Aim >> Each line that follows is to be retyped exactly.

═════ Source data

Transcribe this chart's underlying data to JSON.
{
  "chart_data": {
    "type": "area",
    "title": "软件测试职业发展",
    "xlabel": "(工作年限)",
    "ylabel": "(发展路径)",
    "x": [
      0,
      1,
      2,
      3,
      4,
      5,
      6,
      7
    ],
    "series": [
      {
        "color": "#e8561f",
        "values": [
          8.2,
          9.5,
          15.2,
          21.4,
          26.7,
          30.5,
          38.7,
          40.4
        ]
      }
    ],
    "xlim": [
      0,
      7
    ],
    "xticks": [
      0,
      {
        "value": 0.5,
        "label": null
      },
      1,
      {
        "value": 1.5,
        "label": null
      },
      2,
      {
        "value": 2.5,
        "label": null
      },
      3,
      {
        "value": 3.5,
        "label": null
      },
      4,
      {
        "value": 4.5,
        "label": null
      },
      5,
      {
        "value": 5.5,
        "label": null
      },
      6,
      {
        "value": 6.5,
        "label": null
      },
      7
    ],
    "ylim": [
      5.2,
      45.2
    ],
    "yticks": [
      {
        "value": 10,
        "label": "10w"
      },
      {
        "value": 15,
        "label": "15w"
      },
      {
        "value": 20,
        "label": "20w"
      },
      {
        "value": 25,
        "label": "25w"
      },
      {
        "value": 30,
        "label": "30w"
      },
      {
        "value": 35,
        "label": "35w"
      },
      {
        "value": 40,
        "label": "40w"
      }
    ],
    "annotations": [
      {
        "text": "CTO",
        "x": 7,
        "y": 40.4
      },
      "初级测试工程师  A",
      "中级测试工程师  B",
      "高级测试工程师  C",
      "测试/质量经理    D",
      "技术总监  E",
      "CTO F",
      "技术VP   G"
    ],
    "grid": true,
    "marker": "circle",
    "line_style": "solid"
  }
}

══════════

Response >>
Transcribe this chart's underlying data to JSON.
{
  "chart_data": {
    "type": "area",
    "title": "软件测试职业发展",
    "xlabel": "(工作年限)",
    "ylabel": "(发展路径)",
    "x": [
      0,
      1,
      2,
      3,
      4,
      5,
      6,
      7
    ],
    "series": [
      {
        "color": "#e8561f",
        "values": [
          8.2,
          9.5,
          15.2,
          21.4,
          26.7,
          30.5,
          38.7,
          40.4
        ]
      }
    ],
    "xlim": [
      0,
      7
    ],
    "xticks": [
      0,
      {
        "value": 0.5,
        "label": null
      },
      1,
      {
        "value": 1.5,
        "label": null
      },
      2,
      {
        "value": 2.5,
        "label": null
      },
      3,
      {
        "value": 3.5,
        "label": null
      },
      4,
      {
        "value": 4.5,
        "label": null
      },
      5,
      {
        "value": 5.5,
        "label": null
      },
      6,
      {
        "value": 6.5,
        "label": null
      },
      7
    ],
    "ylim": [
      5.2,
      45.2
    ],
    "yticks": [
      {
        "value": 10,
        "label": "10w"
      },
      {
        "value": 15,
        "label": "15w"
      },
      {
        "value": 20,
        "label": "20w"
      },
      {
        "value": 25,
        "label": "25w"
      },
      {
        "value": 30,
        "label": "30w"
      },
      {
        "value": 35,
        "label": "35w"
      },
      {
        "value": 40,
        "label": "40w"
      }
    ],
    "annotations": [
      {
        "text": "CTO",
        "x": 7,
        "y": 40.4
      },
      "初级测试工程师  A",
      "中级测试工程师  B",
      "高级测试工程师  C",
      "测试/质量经理    D",
      "技术总监  E",
      "CTO F",
      "技术VP   G"
    ],
    "grid": true,
    "marker": "circle",
    "line_style": "solid"
  }
}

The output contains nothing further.